WHAT THE EXERCISE ASKS:
In the entries below, find every line with "Difficulties" and copy it.

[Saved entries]
= = = = = = =

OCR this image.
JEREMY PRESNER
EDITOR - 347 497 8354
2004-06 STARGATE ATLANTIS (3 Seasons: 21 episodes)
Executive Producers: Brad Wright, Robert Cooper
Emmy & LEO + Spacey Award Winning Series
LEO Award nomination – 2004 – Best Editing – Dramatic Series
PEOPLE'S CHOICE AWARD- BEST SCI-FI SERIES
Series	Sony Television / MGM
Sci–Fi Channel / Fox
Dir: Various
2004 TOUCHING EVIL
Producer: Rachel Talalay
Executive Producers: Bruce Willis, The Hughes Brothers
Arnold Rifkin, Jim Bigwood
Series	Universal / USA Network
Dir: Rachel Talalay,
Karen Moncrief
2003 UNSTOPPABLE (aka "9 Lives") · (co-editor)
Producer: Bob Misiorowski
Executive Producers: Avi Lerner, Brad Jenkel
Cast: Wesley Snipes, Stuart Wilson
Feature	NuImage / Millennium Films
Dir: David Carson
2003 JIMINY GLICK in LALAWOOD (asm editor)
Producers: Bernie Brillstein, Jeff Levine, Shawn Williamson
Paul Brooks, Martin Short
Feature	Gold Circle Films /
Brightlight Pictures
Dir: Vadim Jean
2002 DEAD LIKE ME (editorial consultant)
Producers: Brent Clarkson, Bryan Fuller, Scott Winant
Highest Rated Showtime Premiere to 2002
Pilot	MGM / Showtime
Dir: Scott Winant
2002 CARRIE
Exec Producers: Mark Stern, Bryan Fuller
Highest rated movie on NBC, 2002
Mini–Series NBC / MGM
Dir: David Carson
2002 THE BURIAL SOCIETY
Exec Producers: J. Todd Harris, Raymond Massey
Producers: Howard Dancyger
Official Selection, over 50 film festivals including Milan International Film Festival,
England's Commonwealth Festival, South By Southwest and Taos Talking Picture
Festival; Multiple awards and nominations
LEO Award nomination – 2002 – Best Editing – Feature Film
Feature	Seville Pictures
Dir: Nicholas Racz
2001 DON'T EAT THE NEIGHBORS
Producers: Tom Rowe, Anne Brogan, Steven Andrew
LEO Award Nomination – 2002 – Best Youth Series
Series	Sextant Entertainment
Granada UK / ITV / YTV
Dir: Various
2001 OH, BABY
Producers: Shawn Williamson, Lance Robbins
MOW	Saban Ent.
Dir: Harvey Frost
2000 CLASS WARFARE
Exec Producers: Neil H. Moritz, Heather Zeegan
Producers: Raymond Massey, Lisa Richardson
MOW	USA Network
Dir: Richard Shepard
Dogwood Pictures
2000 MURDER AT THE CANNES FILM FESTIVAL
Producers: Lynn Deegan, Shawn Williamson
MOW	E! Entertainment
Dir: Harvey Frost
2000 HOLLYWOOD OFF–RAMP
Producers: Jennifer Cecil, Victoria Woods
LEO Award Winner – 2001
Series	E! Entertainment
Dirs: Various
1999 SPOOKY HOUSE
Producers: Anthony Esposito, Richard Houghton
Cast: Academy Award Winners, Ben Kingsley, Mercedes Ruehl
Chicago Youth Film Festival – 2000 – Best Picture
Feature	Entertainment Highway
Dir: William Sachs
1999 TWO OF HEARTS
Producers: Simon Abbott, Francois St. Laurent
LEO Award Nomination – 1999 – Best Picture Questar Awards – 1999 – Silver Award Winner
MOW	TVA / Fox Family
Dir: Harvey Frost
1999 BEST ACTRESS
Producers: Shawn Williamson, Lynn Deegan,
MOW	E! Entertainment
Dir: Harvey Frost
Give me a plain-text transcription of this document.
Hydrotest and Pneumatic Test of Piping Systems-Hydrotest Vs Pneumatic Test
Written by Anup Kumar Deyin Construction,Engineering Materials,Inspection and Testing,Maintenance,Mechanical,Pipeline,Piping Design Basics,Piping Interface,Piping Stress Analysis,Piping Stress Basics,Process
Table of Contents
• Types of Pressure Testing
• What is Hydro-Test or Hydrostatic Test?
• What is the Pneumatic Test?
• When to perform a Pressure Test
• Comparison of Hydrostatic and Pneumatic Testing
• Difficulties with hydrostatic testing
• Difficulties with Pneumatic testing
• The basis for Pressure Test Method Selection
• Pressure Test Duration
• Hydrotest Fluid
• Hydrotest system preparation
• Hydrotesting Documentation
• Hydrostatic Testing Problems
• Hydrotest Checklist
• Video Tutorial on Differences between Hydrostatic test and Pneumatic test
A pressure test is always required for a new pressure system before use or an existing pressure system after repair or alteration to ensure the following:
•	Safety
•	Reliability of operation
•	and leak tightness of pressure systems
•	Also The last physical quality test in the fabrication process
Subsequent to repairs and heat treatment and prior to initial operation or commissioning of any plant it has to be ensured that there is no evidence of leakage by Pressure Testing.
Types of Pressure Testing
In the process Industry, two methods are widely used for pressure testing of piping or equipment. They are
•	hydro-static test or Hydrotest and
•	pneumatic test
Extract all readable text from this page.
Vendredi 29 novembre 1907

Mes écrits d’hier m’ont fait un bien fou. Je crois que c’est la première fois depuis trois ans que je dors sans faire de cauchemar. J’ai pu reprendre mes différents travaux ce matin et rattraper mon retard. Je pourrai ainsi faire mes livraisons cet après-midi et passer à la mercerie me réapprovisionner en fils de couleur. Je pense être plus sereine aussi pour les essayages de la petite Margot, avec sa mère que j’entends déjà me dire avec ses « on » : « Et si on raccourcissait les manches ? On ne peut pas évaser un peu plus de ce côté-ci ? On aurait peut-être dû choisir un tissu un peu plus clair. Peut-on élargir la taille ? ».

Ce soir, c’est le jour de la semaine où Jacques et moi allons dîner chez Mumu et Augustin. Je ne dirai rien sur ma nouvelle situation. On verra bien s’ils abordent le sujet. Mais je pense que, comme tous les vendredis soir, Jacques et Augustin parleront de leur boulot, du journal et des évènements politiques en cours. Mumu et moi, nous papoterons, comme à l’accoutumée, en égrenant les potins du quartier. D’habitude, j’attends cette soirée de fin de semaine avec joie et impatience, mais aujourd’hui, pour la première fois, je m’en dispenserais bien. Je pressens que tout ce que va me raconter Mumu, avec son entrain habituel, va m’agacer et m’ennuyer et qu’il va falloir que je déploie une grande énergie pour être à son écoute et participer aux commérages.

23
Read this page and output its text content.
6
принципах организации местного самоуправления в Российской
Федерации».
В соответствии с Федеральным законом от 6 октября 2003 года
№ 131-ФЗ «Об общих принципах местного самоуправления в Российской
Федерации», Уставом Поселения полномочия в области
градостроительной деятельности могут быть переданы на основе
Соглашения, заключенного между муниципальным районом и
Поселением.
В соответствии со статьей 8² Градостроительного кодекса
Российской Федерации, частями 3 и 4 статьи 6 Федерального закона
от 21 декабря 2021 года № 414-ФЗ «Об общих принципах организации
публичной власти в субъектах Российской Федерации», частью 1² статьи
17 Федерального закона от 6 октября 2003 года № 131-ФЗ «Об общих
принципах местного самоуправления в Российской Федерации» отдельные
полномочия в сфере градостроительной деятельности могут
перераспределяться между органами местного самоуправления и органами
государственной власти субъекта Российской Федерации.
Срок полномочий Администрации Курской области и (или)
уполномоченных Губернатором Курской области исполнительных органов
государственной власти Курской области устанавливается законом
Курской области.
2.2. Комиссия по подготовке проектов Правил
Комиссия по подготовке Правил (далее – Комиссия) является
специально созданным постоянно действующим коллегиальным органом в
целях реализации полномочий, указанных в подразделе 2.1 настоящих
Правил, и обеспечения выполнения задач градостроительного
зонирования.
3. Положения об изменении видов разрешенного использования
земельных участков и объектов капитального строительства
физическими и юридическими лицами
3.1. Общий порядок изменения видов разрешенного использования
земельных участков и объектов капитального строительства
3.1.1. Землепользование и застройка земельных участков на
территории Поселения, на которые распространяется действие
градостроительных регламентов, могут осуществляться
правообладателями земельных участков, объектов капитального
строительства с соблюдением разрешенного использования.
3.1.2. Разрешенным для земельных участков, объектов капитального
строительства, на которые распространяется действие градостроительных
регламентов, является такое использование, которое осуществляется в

= = = = = = =

SOLUTION TO THIS TASK:
• Difficulties with hydrostatic testing
• Difficulties with Pneumatic testing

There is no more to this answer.